◆ **REQUIREMENTS**: From the entries that follow, extract each line holding the string "Client".

[START OF RAW DATA]

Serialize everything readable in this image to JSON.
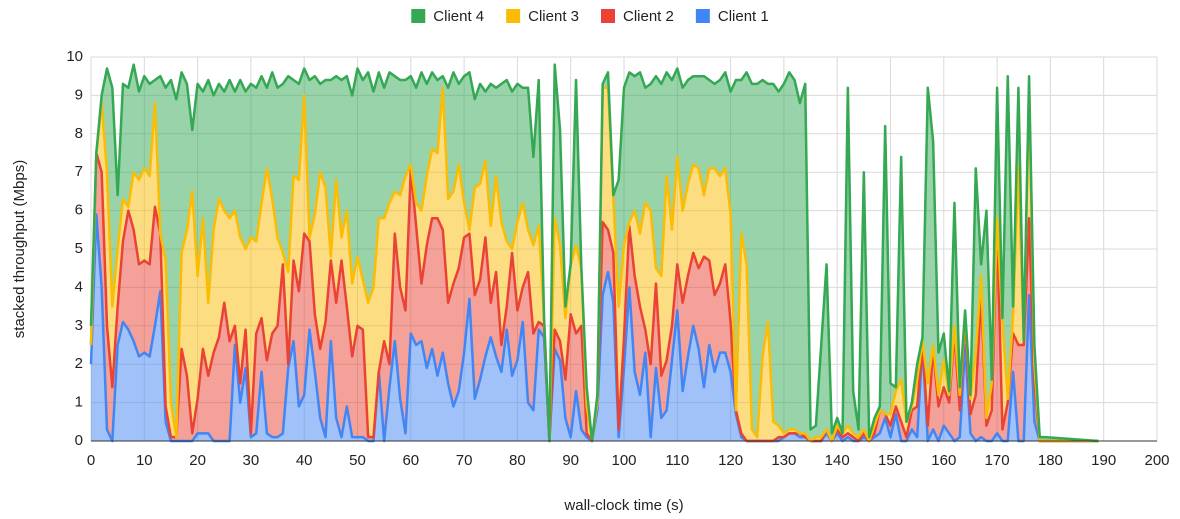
{
  "chart_data": {
    "type": "stacked_area",
    "xlabel": "wall-clock time (s)",
    "ylabel": "stacked throughput (Mbps)",
    "xlim": [
      0,
      200
    ],
    "ylim": [
      0,
      10
    ],
    "xticks": [
      0,
      10,
      20,
      30,
      40,
      50,
      60,
      70,
      80,
      90,
      100,
      110,
      120,
      130,
      140,
      150,
      160,
      170,
      180,
      190,
      200
    ],
    "yticks": [
      0,
      1,
      2,
      3,
      4,
      5,
      6,
      7,
      8,
      9,
      10
    ],
    "grid": true,
    "legend": "top",
    "x": [
      0,
      1,
      2,
      3,
      4,
      5,
      6,
      7,
      8,
      9,
      10,
      11,
      12,
      13,
      14,
      15,
      16,
      17,
      18,
      19,
      20,
      21,
      22,
      23,
      24,
      25,
      26,
      27,
      28,
      29,
      30,
      31,
      32,
      33,
      34,
      35,
      36,
      37,
      38,
      39,
      40,
      41,
      42,
      43,
      44,
      45,
      46,
      47,
      48,
      49,
      50,
      51,
      52,
      53,
      54,
      55,
      56,
      57,
      58,
      59,
      60,
      61,
      62,
      63,
      64,
      65,
      66,
      67,
      68,
      69,
      70,
      71,
      72,
      73,
      74,
      75,
      76,
      77,
      78,
      79,
      80,
      81,
      82,
      83,
      84,
      85,
      86,
      87,
      88,
      89,
      90,
      91,
      92,
      93,
      94,
      95,
      96,
      97,
      98,
      99,
      100,
      101,
      102,
      103,
      104,
      105,
      106,
      107,
      108,
      109,
      110,
      111,
      112,
      113,
      114,
      115,
      116,
      117,
      118,
      119,
      120,
      121,
      122,
      123,
      124,
      125,
      126,
      127,
      128,
      129,
      130,
      131,
      132,
      133,
      134,
      135,
      136,
      137,
      138,
      139,
      140,
      141,
      142,
      143,
      144,
      145,
      146,
      147,
      148,
      149,
      150,
      151,
      152,
      153,
      154,
      155,
      156,
      157,
      158,
      159,
      160,
      161,
      162,
      163,
      164,
      165,
      166,
      167,
      168,
      169,
      170,
      171,
      172,
      173,
      174,
      175,
      176,
      177,
      178,
      179,
      189
    ],
    "series": [
      {
        "name": "Client 1",
        "color": "#4285f4",
        "values": [
          2,
          5.9,
          4,
          0.3,
          0,
          2.5,
          3.1,
          2.9,
          2.6,
          2.2,
          2.3,
          2.2,
          3,
          3.9,
          0.5,
          0,
          0,
          0,
          0,
          0,
          0.2,
          0.2,
          0.2,
          0,
          0,
          0,
          0,
          2.5,
          1,
          1.9,
          0.1,
          0.2,
          1.8,
          0.2,
          0.1,
          0.1,
          0.2,
          1.9,
          2.6,
          0.9,
          1.2,
          2.9,
          1.8,
          0.6,
          0.1,
          2.6,
          0.6,
          0.1,
          0.9,
          0.1,
          0.1,
          0.1,
          0,
          0,
          1.8,
          0,
          1.4,
          2.6,
          1.1,
          0.2,
          2.8,
          2.5,
          2.6,
          1.9,
          2.4,
          1.7,
          2.3,
          1.5,
          0.9,
          1.3,
          2.3,
          3.7,
          1.1,
          1.6,
          2.2,
          2.7,
          2.2,
          1.8,
          2.9,
          1.7,
          2.1,
          3.1,
          1,
          0.8,
          2.9,
          2.7,
          0,
          2.4,
          2.1,
          0.6,
          0.1,
          1.3,
          0.3,
          0.1,
          0,
          0.8,
          3.8,
          4.4,
          3.6,
          0.1,
          1.9,
          4,
          1.8,
          1.2,
          2.3,
          0.1,
          1.9,
          0.6,
          0.8,
          2.1,
          3.4,
          1.3,
          2.2,
          3,
          2.4,
          1.4,
          2.5,
          1.8,
          2.3,
          2.3,
          1.8,
          0.7,
          0.1,
          0,
          0,
          0,
          0,
          0,
          0,
          0,
          0.1,
          0.2,
          0.2,
          0.1,
          0.1,
          0,
          0,
          0,
          0.2,
          0,
          0.2,
          0,
          0.1,
          0,
          0,
          0.1,
          0,
          0.1,
          0.2,
          0.6,
          0.1,
          0.7,
          0,
          0,
          0.3,
          0.1,
          2.5,
          0,
          0.3,
          0,
          0.4,
          0.2,
          0,
          0.1,
          2.5,
          0.2,
          0,
          0.1,
          0,
          0,
          0.2,
          0,
          0,
          1.8,
          0,
          0,
          3.8,
          0.5,
          0,
          0,
          0
        ]
      },
      {
        "name": "Client 2",
        "color": "#ea4335",
        "values": [
          0.5,
          1.6,
          3,
          2.7,
          1.4,
          1,
          2.1,
          3.1,
          2.9,
          2.4,
          2.4,
          2.4,
          3.1,
          1.5,
          0.4,
          0.1,
          0.1,
          2.4,
          1.7,
          0.2,
          0.9,
          2.2,
          1.5,
          2.3,
          2.7,
          3.6,
          2.6,
          0.5,
          0.5,
          1,
          0.1,
          2.6,
          1.4,
          1.9,
          2.7,
          2.9,
          4.4,
          0.1,
          2.1,
          3,
          4.2,
          2.3,
          1.5,
          1.8,
          3,
          2.1,
          3,
          4.6,
          2.6,
          2.1,
          2.9,
          2.8,
          0.1,
          0.1,
          0,
          2.6,
          0.6,
          2.8,
          2.9,
          3.2,
          4.3,
          3.1,
          1.5,
          3.2,
          3.4,
          4.1,
          3.2,
          2.1,
          3.2,
          3.2,
          3,
          1.7,
          2.7,
          2.6,
          3.1,
          0.9,
          2.2,
          0.7,
          0.6,
          3.2,
          1.3,
          0.9,
          3.4,
          2,
          0.2,
          0.3,
          0,
          0.5,
          0.5,
          1,
          3.2,
          1.5,
          2.7,
          0.1,
          0,
          0.2,
          1.9,
          1.1,
          1.3,
          0.2,
          0.8,
          1.6,
          2.5,
          2.3,
          0.6,
          1.9,
          2.2,
          1.1,
          1.3,
          0.9,
          1.2,
          2.3,
          2.1,
          1.9,
          2.1,
          3.4,
          2.2,
          2,
          1.8,
          2.3,
          1.3,
          0.1,
          0.1,
          0,
          0,
          0,
          0,
          0,
          0,
          0.1,
          0,
          0,
          0,
          0.1,
          0,
          0,
          0,
          0,
          0.1,
          0,
          0.1,
          0.1,
          0.1,
          0.1,
          0,
          0.1,
          0,
          0.1,
          0.6,
          0.1,
          0.3,
          0.2,
          0.5,
          0.1,
          0.5,
          0.8,
          0,
          0.4,
          2.1,
          0.9,
          1,
          0.8,
          2.8,
          0.7,
          0.7,
          0.5,
          1.2,
          3.7,
          0.4,
          0.8,
          5.4,
          0.3,
          1,
          1,
          2.5,
          2.5,
          2,
          1,
          0,
          0,
          0
        ]
      },
      {
        "name": "Client 3",
        "color": "#fbbc04",
        "values": [
          0,
          0,
          1.8,
          4,
          2.1,
          1.5,
          1.1,
          0.1,
          1.5,
          2.2,
          2.4,
          2.3,
          2.7,
          0,
          3.8,
          0.9,
          0,
          2.5,
          3.8,
          6.3,
          3.2,
          3.4,
          1.9,
          3.2,
          3.6,
          2.4,
          3.2,
          3,
          3.8,
          2.1,
          5.1,
          2.4,
          3,
          5,
          3.5,
          2.3,
          0.3,
          2.4,
          2.2,
          2.9,
          3.6,
          0.1,
          2.6,
          4.6,
          3.5,
          0.1,
          3.2,
          0.6,
          2.5,
          1.9,
          1.8,
          1.3,
          3.5,
          3.9,
          4,
          3.2,
          4.2,
          1.1,
          2.4,
          3.5,
          0.1,
          0.6,
          1.9,
          1.8,
          1.8,
          1.7,
          3.7,
          2.7,
          2.4,
          2.7,
          0.9,
          0.1,
          2.8,
          2.5,
          2,
          2,
          2.5,
          3.2,
          1.7,
          0.1,
          2.3,
          2.2,
          1.1,
          2.3,
          2.5,
          0.2,
          0,
          2.9,
          2.5,
          1.6,
          1.3,
          2.3,
          1.5,
          0.7,
          0,
          0,
          3.5,
          3.7,
          1.4,
          3.2,
          2.4,
          0.1,
          1.7,
          1.9,
          3.3,
          4,
          0.4,
          2.6,
          4.8,
          2.5,
          2.8,
          2.4,
          2.4,
          2.3,
          2.6,
          1.6,
          2.4,
          3.3,
          2.8,
          2.5,
          2.8,
          0,
          5.2,
          4.6,
          0.3,
          0.1,
          2.2,
          3.1,
          0.5,
          0.3,
          0.1,
          0.1,
          0.1,
          0,
          0.1,
          0,
          0.1,
          0.1,
          0,
          0,
          0.1,
          0.1,
          0.2,
          0.1,
          0.1,
          0.1,
          0,
          0.2,
          0,
          0,
          0.3,
          0.4,
          1.1,
          0.4,
          0.1,
          0.7,
          0.1,
          1.1,
          0.1,
          0.3,
          0.7,
          0.2,
          0.2,
          0.4,
          0.1,
          0.4,
          1.1,
          0.5,
          0.2,
          0.7,
          0.2,
          2.8,
          0.1,
          0.5,
          4.7,
          0.1,
          3.4,
          0.5,
          0,
          0,
          0
        ]
      },
      {
        "name": "Client 4",
        "color": "#34a853",
        "values": [
          0.5,
          0,
          0.2,
          2.7,
          5.7,
          1.4,
          3,
          3.1,
          2.8,
          2.3,
          2.4,
          2.4,
          0.6,
          4.1,
          4.5,
          8.4,
          8.8,
          4.7,
          3.8,
          1.6,
          5,
          3.3,
          5.8,
          3.5,
          3,
          3.1,
          3.6,
          3.1,
          4.1,
          4.1,
          4,
          4,
          3.3,
          2.1,
          3.3,
          3.9,
          4.4,
          5.1,
          2.5,
          2.5,
          0.7,
          4.1,
          3.6,
          2.3,
          2.8,
          4.6,
          2.7,
          4.1,
          3.5,
          4.9,
          4.9,
          5.2,
          6,
          5.1,
          3.8,
          3.4,
          3.4,
          3,
          3,
          2.5,
          2.3,
          3,
          3.6,
          2.4,
          2,
          1.9,
          0.3,
          2.9,
          3.1,
          2.1,
          3.3,
          4.1,
          2.3,
          2.6,
          1.8,
          3.7,
          2.3,
          3.6,
          4.2,
          4.1,
          3.6,
          3,
          3.7,
          2.3,
          3.8,
          0,
          0,
          4,
          3,
          0.3,
          0,
          4.3,
          0,
          0.5,
          0,
          0.2,
          0.1,
          0.4,
          0.1,
          3.3,
          4.1,
          3.9,
          3.5,
          4.2,
          3,
          3.3,
          5,
          5,
          2.7,
          3.9,
          2.3,
          3.2,
          2.7,
          2.3,
          2.4,
          3.1,
          2.3,
          2.2,
          2.5,
          2.5,
          3.2,
          8.6,
          4,
          5,
          9,
          9.2,
          7.2,
          6.2,
          8.8,
          8.7,
          9.1,
          9.3,
          9.1,
          8.6,
          9.1,
          0.3,
          0.3,
          2.4,
          4.3,
          0.2,
          0.2,
          0,
          8.8,
          1.1,
          0.2,
          6.7,
          0.1,
          0.2,
          0.1,
          7.5,
          0.8,
          0.1,
          5.8,
          0,
          0.1,
          0.4,
          0.1,
          7.7,
          5.3,
          1.1,
          0.7,
          0.1,
          3.2,
          0.2,
          0.1,
          0.1,
          4.8,
          0.3,
          5.4,
          0.1,
          3.4,
          0.1,
          8.4,
          0.2,
          2,
          0,
          0.3,
          0.5,
          0.1,
          0.1,
          0
        ]
      }
    ]
  }
}
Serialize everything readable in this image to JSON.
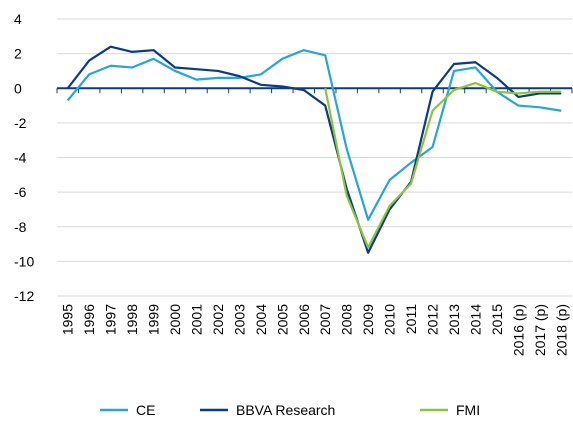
{
  "chart_data": {
    "type": "line",
    "categories": [
      "1995",
      "1996",
      "1997",
      "1998",
      "1999",
      "2000",
      "2001",
      "2002",
      "2003",
      "2004",
      "2005",
      "2006",
      "2007",
      "2008",
      "2009",
      "2010",
      "2011",
      "2012",
      "2013",
      "2014",
      "2015",
      "2016 (p)",
      "2017 (p)",
      "2018 (p)"
    ],
    "series": [
      {
        "name": "CE",
        "color": "#28a3dc",
        "values": [
          -0.7,
          0.8,
          1.3,
          1.2,
          1.7,
          1.0,
          0.5,
          0.6,
          0.6,
          0.8,
          1.7,
          2.2,
          1.9,
          -3.5,
          -7.6,
          -5.3,
          -4.3,
          -3.4,
          1.0,
          1.2,
          -0.2,
          -1.0,
          -1.1,
          -1.3
        ]
      },
      {
        "name": "BBVA Research",
        "color": "#0c3b80",
        "values": [
          0.0,
          1.6,
          2.4,
          2.1,
          2.2,
          1.2,
          1.1,
          1.0,
          0.7,
          0.2,
          0.1,
          -0.1,
          -1.0,
          -5.8,
          -9.5,
          -7.0,
          -5.4,
          -0.2,
          1.4,
          1.5,
          0.6,
          -0.5,
          -0.3,
          -0.3
        ]
      },
      {
        "name": "FMI",
        "color": "#8cc43f",
        "values": [
          null,
          null,
          null,
          null,
          null,
          null,
          null,
          null,
          null,
          null,
          null,
          null,
          0.0,
          -6.2,
          -9.2,
          -6.8,
          -5.5,
          -1.3,
          -0.1,
          0.3,
          -0.2,
          -0.3,
          -0.2,
          -0.2
        ]
      }
    ],
    "ylim": [
      -12,
      4
    ],
    "yticks": [
      4,
      2,
      0,
      -2,
      -4,
      -6,
      -8,
      -10,
      -12
    ],
    "grid": true,
    "legend": "bottom"
  }
}
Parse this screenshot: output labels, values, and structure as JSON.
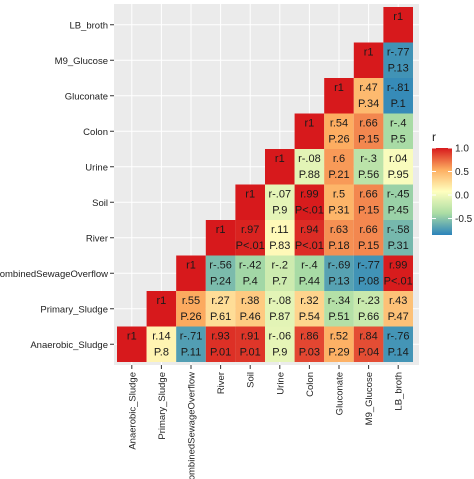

[END OF RAW DATA]

◆ **RESULT**:
        "name": "Client 1",
        "name": "Client 2",
        "name": "Client 3",
        "name": "Client 4",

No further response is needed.